━━━ The input ━━━

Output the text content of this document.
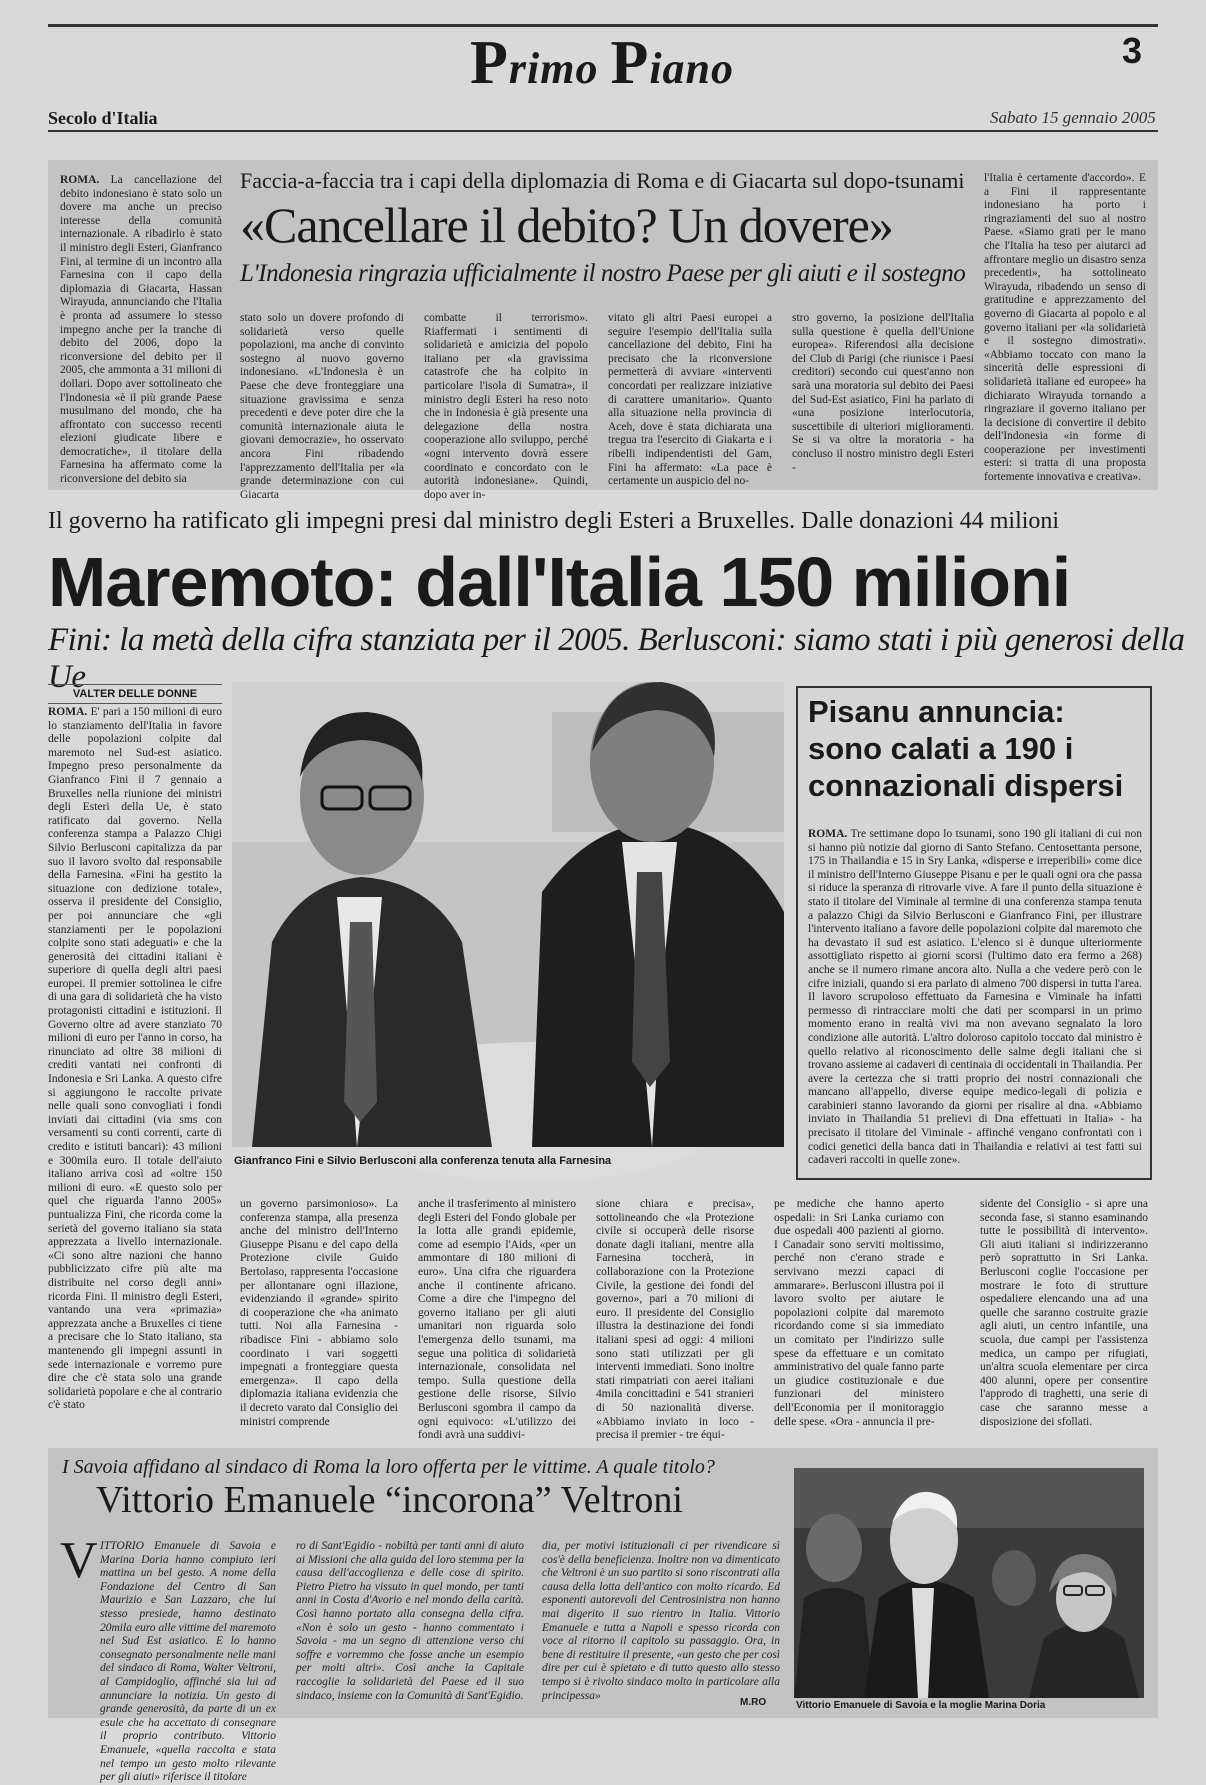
Primo Piano	3
Secolo d'Italia	Sabato 15 gennaio 2005
ROMA. La cancellazione del debito indonesiano è stato solo un dovere ma anche un preciso interesse della comunità internazionale. A ribadirlo è stato il ministro degli Esteri, Gianfranco Fini, al termine di un incontro alla Farnesina con il capo della diplomazia di Giacarta, Hassan Wirayuda, annunciando che l'Italia è pronta ad assumere lo stesso impegno anche per la tranche di debito del 2006, dopo la riconversione del debito per il 2005, che ammonta a 31 milioni di dollari. Dopo aver sottolineato che l'Indonesia «è il più grande Paese musulmano del mondo, che ha affrontato con successo recenti elezioni giudicate libere e democratiche», il titolare della Farnesina ha affermato come la riconversione del debito sia
Faccia-a-faccia tra i capi della diplomazia di Roma e di Giacarta sul dopo-tsunami
«Cancellare il debito? Un dovere»
L'Indonesia ringrazia ufficialmente il nostro Paese per gli aiuti e il sostegno
stato solo un dovere profondo di solidarietà verso quelle popolazioni, ma anche di convinto sostegno al nuovo governo indonesiano. «L'Indonesia è un Paese che deve fronteggiare una situazione gravissima e senza precedenti e deve poter dire che la comunità internazionale aiuta le giovani democrazie», ho osservato ancora Fini ribadendo l'apprezzamento dell'Italia per «la grande determinazione con cui Giacarta
combatte il terrorismo». Riaffermati i sentimenti di solidarietà e amicizia del popolo italiano per «la gravissima catastrofe che ha colpito in particolare l'isola di Sumatra», il ministro degli Esteri ha reso noto che in Indonesia è già presente una delegazione della nostra cooperazione allo sviluppo, perché «ogni intervento dovrà essere coordinato e concordato con le autorità indonesiane». Quindi, dopo aver in-
vitato gli altri Paesi europei a seguire l'esempio dell'Italia sulla cancellazione del debito, Fini ha precisato che la riconversione permetterà di avviare «interventi concordati per realizzare iniziative di carattere umanitario». Quanto alla situazione nella provincia di Aceh, dove è stata dichiarata una tregua tra l'esercito di Giakarta e i ribelli indipendentisti del Gam, Fini ha affermato: «La pace è certamente un auspicio del no-
stro governo, la posizione dell'Italia sulla questione è quella dell'Unione europea». Riferendosi alla decisione del Club di Parigi (che riunisce i Paesi creditori) secondo cui quest'anno non sarà una moratoria sul debito dei Paesi del Sud-Est asiatico, Fini ha parlato di «una posizione interlocutoria, suscettibile di ulteriori miglioramenti. Se si va oltre la moratoria - ha concluso il nostro ministro degli Esteri -
l'Italia è certamente d'accordo». E a Fini il rappresentante indonesiano ha porto i ringraziamenti del suo al nostro Paese. «Siamo grati per le mano che l'Italia ha teso per aiutarci ad affrontare meglio un disastro senza precedenti», ha sottolineato Wirayuda, ribadendo un senso di gratitudine e apprezzamento del governo di Giacarta al popolo e al governo italiani per «la solidarietà e il sostegno dimostrati». «Abbiamo toccato con mano la sincerità delle espressioni di solidarietà italiane ed europee» ha dichiarato Wirayuda tornando a ringraziare il governo italiano per la decisione di convertire il debito dell'Indonesia «in forme di cooperazione per investimenti esteri: si tratta di una proposta fortemente innovativa e creativa».
Il governo ha ratificato gli impegni presi dal ministro degli Esteri a Bruxelles. Dalle donazioni 44 milioni
Maremoto: dall'Italia 150 milioni
Fini: la metà della cifra stanziata per il 2005. Berlusconi: siamo stati i più generosi della Ue
VALTER DELLE DONNE
ROMA. E' pari a 150 milioni di euro lo stanziamento dell'Italia in favore delle popolazioni colpite dal maremoto nel Sud-est asiatico. Impegno preso personalmente da Gianfranco Fini il 7 gennaio a Bruxelles nella riunione dei ministri degli Esteri della Ue, è stato ratificato dal governo. Nella conferenza stampa a Palazzo Chigi Silvio Berlusconi capitalizza da par suo il lavoro svolto dal responsabile della Farnesina. «Fini ha gestito la situazione con dedizione totale», osserva il presidente del Consiglio, per poi annunciare che «gli stanziamenti per le popolazioni colpite sono stati adeguati» e che la generosità dei cittadini italiani è superiore di quella degli altri paesi europei. Il premier sottolinea le cifre di una gara di solidarietà che ha visto protagonisti cittadini e istituzioni. Il Governo oltre ad avere stanziato 70 milioni di euro per l'anno in corso, ha rinunciato ad oltre 38 milioni di crediti vantati nei confronti di Indonesia e Sri Lanka. A questo cifre si aggiungono le raccolte private nelle quali sono convogliati i fondi inviati dai cittadini (via sms con versamenti su conti correnti, carte di credito e istituti bancari): 43 milioni e 300mila euro. Il totale dell'aiuto italiano arriva così ad «oltre 150 milioni di euro. «E questo solo per quel che riguarda l'anno 2005» puntualizza Fini, che ricorda come la serietà del governo italiano sia stata apprezzata a livello internazionale. «Ci sono altre nazioni che hanno pubblicizzato cifre più alte ma distribuite nel corso degli anni» ricorda Fini. Il ministro degli Esteri, vantando una vera «primazia» apprezzata anche a Bruxelles ci tiene a precisare che lo Stato italiano, sta mantenendo gli impegni assunti in sede internazionale e vorremo pure dire che c'è stata solo una grande solidarietà popolare e che al contrario c'è stato
Gianfranco Fini e Silvio Berlusconi alla conferenza tenuta alla Farnesina
Pisanu annuncia: sono calati a 190 i connazionali dispersi
ROMA. Tre settimane dopo lo tsunami, sono 190 gli italiani di cui non si hanno più notizie dal giorno di Santo Stefano. Centosettanta persone, 175 in Thailandia e 15 in Sry Lanka, «disperse e irreperibili» come dice il ministro dell'Interno Giuseppe Pisanu e per le quali ogni ora che passa si riduce la speranza di ritrovarle vive. A fare il punto della situazione è stato il titolare del Viminale al termine di una conferenza stampa tenuta a palazzo Chigi da Silvio Berlusconi e Gianfranco Fini, per illustrare l'intervento italiano a favore delle popolazioni colpite dal maremoto che ha devastato il sud est asiatico. L'elenco si è dunque ulteriormente assottigliato rispetto ai giorni scorsi (l'ultimo dato era fermo a 268) anche se il numero rimane ancora alto. Nulla a che vedere però con le cifre iniziali, quando si era parlato di almeno 700 dispersi in tutta l'area. Il lavoro scrupoloso effettuato da Farnesina e Viminale ha infatti permesso di rintracciare molti che dati per scomparsi in un primo momento erano in realtà vivi ma non avevano segnalato la loro condizione alle autorità. L'altro doloroso capitolo toccato dal ministro è quello relativo al riconoscimento delle salme degli italiani che si trovano assieme ai cadaveri di centinaia di occidentali in Thailandia. Per avere la certezza che si tratti proprio dei nostri connazionali che mancano all'appello, diverse equipe medico-legali di polizia e carabinieri stanno lavorando da giorni per risalire al dna. «Abbiamo inviato in Thailandia 51 prelievi di Dna effettuati in Italia» - ha precisato il titolare del Viminale - affinché vengano confrontati con i codici genetici della banca dati in Thailandia e relativi ai test fatti sui cadaveri raccolti in quelle zone».
un governo parsimonioso». La conferenza stampa, alla presenza anche del ministro dell'Interno Giuseppe Pisanu e del capo della Protezione civile Guido Bertolaso, rappresenta l'occasione per allontanare ogni illazione, evidenziando il «grande» spirito di cooperazione che «ha animato tutti. Noi alla Farnesina - ribadisce Fini - abbiamo solo coordinato i vari soggetti impegnati a fronteggiare questa emergenza». Il capo della diplomazia italiana evidenzia che il decreto varato dal Consiglio dei ministri comprende
anche il trasferimento al ministero degli Esteri del Fondo globale per la lotta alle grandi epidemie, come ad esempio l'Aids, «per un ammontare di 180 milioni di euro». Una cifra che riguardera anche il continente africano. Come a dire che l'impegno del governo italiano per gli aiuti umanitari non riguarda solo l'emergenza dello tsunami, ma segue una politica di solidarietà internazionale, consolidata nel tempo. Sulla questione della gestione delle risorse, Silvio Berlusconi sgombra il campo da ogni equivoco: «L'utilizzo dei fondi avrà una suddivi-
sione chiara e precisa», sottolineando che «la Protezione civile si occuperà delle risorse donate dagli italiani, mentre alla Farnesina toccherà, in collaborazione con la Protezione Civile, la gestione dei fondi del governo», pari a 70 milioni di euro. Il presidente del Consiglio illustra la destinazione dei fondi italiani spesi ad oggi: 4 milioni sono stati utilizzati per gli interventi immediati. Sono inoltre stati rimpatriati con aerei italiani 4mila concittadini e 541 stranieri di 50 nazionalità diverse. «Abbiamo inviato in loco - precisa il premier - tre équi-
pe mediche che hanno aperto ospedali: in Sri Lanka curiamo con due ospedali 400 pazienti al giorno. I Canadair sono serviti moltissimo, perché non c'erano strade e servivano mezzi capaci di ammarare». Berlusconi illustra poi il lavoro svolto per aiutare le popolazioni colpite dal maremoto ricordando come si sia immediato un comitato per l'indirizzo sulle spese da effettuare e un comitato amministrativo del quale fanno parte un giudice costituzionale e due funzionari del ministero dell'Economia per il monitoraggio delle spese. «Ora - annuncia il pre-
sidente del Consiglio - si apre una seconda fase, si stanno esaminando tutte le possibilità di intervento». Gli aiuti italiani si indirizzeranno però soprattutto in Sri Lanka. Berlusconi coglie l'occasione per mostrare le foto di strutture ospedaliere elencando una ad una quelle che saranno costruite grazie agli aiuti, un centro infantile, una scuola, due campi per l'assistenza medica, un campo per rifugiati, un'altra scuola elementare per circa 400 alunni, opere per consentire l'approdo di traghetti, una serie di case che saranno messe a disposizione dei sfollati.
I Savoia affidano al sindaco di Roma la loro offerta per le vittime. A quale titolo?
Vittorio Emanuele “incorona” Veltroni
V ITTORIO Emanuele di Savoia e Marina Doria hanno compiuto ieri mattina un bel gesto. A nome della Fondazione del Centro di San Maurizio e San Lazzaro, che lui stesso presiede, hanno destinato 20mila euro alle vittime del maremoto nel Sud Est asiatico. E lo hanno consegnato personalmente nelle mani del sindaco di Roma, Walter Veltroni, al Campidoglio, affinché sia lui ad annunciare la notizia. Un gesto di grande generosità, da parte di un ex esule che ha accettato di consegnare il proprio contributo. Vittorio Emanuele, «quella raccolta e stata nel tempo un gesto molto rilevante per gli aiuti» riferisce il titolare
ro di Sant'Egidio - nobiltà per tanti anni di aiuto ai Missioni che alla guida del loro stemma per la causa dell'accoglienza e delle cose di spirito. Pietro Pietro ha vissuto in quel mondo, per tanti anni in Costa d'Avorio e nel mondo della carità. Così hanno portato alla consegna della cifra. «Non è solo un gesto - hanno commentato i Savoia - ma un segno di attenzione verso chi soffre e vorremmo che fosse anche un esempio per molti altri». Così anche la Capitale raccoglie la solidarietà del Paese ed il suo sindaco, insieme con la Comunità di Sant'Egidio.
dia, per motivi istituzionali ci per rivendicare sì cos'è della beneficienza. Inoltre non va dimenticato che Veltroni è un suo partito si sono riscontrati alla causa della lotta dell'antico con molto ricardo. Ed esponenti autorevoli del Centrosinistra non hanno mai digerito il suo rientro in Italia. Vittorio Emanuele e tutta a Napoli e spesso ricorda con voce al ritorno il capitolo su passaggio. Ora, in bene di restituire il presente, «un gesto che per così dire per cui è spietato e di tutto questo allo stesso tempo si è rivolto sindaco molto in particolare alla principessa»
M.RO	Vittorio Emanuele di Savoia e la moglie Marina Doria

━━━

Task goal: Pick out the lines that have the word "sottolineato". Copy them all.

Solution for this exercise:
ROMA. La cancellazione del debito indonesiano è stato solo un dovere ma anche un preciso interesse della comunità internazionale. A ribadirlo è stato il ministro degli Esteri, Gianfranco Fini, al termine di un incontro alla Farnesina con il capo della diplomazia di Giacarta, Hassan Wirayuda, annunciando che l'Italia è pronta ad assumere lo stesso impegno anche per la tranche di debito del 2006, dopo la riconversione del debito per il 2005, che ammonta a 31 milioni di dollari. Dopo aver sottolineato che l'Indonesia «è il più grande Paese musulmano del mondo, che ha affrontato con successo recenti elezioni giudicate libere e democratiche», il titolare della Farnesina ha affermato come la riconversione del debito sia
l'Italia è certamente d'accordo». E a Fini il rappresentante indonesiano ha porto i ringraziamenti del suo al nostro Paese. «Siamo grati per le mano che l'Italia ha teso per aiutarci ad affrontare meglio un disastro senza precedenti», ha sottolineato Wirayuda, ribadendo un senso di gratitudine e apprezzamento del governo di Giacarta al popolo e al governo italiani per «la solidarietà e il sostegno dimostrati». «Abbiamo toccato con mano la sincerità delle espressioni di solidarietà italiane ed europee» ha dichiarato Wirayuda tornando a ringraziare il governo italiano per la decisione di convertire il debito dell'Indonesia «in forme di cooperazione per investimenti esteri: si tratta di una proposta fortemente innovativa e creativa».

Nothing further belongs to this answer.